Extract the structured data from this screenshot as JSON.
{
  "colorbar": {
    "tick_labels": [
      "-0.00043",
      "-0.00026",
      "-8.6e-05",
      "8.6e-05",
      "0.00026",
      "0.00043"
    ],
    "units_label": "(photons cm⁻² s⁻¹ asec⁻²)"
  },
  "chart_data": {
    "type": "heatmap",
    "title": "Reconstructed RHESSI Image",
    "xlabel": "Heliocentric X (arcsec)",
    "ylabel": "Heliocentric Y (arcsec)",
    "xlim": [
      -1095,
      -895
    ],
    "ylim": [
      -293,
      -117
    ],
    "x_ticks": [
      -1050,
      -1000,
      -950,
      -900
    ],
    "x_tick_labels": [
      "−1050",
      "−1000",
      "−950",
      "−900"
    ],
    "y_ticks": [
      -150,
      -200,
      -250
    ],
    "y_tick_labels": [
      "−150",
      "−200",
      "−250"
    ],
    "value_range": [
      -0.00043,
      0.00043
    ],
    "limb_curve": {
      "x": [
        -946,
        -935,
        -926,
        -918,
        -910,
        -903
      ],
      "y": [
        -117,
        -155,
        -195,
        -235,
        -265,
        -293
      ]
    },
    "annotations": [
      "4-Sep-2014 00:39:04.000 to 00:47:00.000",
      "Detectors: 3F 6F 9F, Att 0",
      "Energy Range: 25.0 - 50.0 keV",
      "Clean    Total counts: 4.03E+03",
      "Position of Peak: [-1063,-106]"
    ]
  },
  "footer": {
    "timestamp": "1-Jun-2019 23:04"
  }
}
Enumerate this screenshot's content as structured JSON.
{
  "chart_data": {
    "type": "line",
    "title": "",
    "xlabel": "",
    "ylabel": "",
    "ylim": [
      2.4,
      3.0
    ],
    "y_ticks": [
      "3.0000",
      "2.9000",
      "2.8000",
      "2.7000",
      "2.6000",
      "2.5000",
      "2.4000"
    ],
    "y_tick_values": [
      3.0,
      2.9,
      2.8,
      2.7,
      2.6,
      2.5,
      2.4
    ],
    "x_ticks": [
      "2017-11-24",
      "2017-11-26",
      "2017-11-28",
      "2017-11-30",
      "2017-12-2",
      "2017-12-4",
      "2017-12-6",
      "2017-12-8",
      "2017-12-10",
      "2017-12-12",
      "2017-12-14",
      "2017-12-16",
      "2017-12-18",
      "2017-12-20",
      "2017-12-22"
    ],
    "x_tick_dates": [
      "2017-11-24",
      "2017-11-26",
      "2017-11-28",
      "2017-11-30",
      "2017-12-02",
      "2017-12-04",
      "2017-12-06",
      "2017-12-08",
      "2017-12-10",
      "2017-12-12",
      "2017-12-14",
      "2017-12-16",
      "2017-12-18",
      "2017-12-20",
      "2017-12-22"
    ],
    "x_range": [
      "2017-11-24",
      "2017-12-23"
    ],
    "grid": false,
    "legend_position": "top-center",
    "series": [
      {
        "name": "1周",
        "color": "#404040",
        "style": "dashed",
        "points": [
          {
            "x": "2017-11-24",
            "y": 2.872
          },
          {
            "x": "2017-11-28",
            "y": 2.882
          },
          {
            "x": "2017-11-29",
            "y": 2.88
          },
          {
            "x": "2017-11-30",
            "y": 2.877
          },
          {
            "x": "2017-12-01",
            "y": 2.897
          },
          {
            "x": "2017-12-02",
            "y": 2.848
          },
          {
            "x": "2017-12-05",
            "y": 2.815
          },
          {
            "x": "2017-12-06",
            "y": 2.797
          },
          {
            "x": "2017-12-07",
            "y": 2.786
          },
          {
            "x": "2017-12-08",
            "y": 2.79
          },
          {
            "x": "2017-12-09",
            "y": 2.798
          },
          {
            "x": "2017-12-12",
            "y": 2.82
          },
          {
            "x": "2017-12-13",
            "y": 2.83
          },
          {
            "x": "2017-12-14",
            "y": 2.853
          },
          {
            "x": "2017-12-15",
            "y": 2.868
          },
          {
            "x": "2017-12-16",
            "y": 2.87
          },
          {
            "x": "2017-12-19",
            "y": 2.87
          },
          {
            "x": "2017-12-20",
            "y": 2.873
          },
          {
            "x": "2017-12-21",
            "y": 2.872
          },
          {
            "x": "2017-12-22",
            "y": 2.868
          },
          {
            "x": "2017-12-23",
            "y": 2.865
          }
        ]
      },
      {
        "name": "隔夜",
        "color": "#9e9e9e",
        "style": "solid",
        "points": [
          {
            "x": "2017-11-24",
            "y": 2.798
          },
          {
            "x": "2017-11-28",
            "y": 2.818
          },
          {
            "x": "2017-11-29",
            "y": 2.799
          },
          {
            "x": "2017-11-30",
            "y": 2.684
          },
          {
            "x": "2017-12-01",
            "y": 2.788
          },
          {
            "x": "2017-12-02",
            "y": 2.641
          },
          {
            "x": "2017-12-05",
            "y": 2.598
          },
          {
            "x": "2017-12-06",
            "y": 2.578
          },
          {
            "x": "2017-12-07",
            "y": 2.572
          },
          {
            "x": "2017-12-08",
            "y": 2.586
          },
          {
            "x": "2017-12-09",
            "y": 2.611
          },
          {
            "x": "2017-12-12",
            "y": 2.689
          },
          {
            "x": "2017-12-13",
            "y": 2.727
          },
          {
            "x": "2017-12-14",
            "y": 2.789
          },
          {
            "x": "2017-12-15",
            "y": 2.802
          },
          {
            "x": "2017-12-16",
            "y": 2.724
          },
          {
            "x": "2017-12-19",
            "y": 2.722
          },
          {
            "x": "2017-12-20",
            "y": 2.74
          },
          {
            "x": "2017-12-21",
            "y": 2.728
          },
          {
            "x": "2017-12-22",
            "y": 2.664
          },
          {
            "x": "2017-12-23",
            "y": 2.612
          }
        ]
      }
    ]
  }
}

*Problem details:* Show all lines from the listing above in which "title" appears.

*Completed exercise:*
    "title": "Reconstructed RHESSI Image",
    "title": "",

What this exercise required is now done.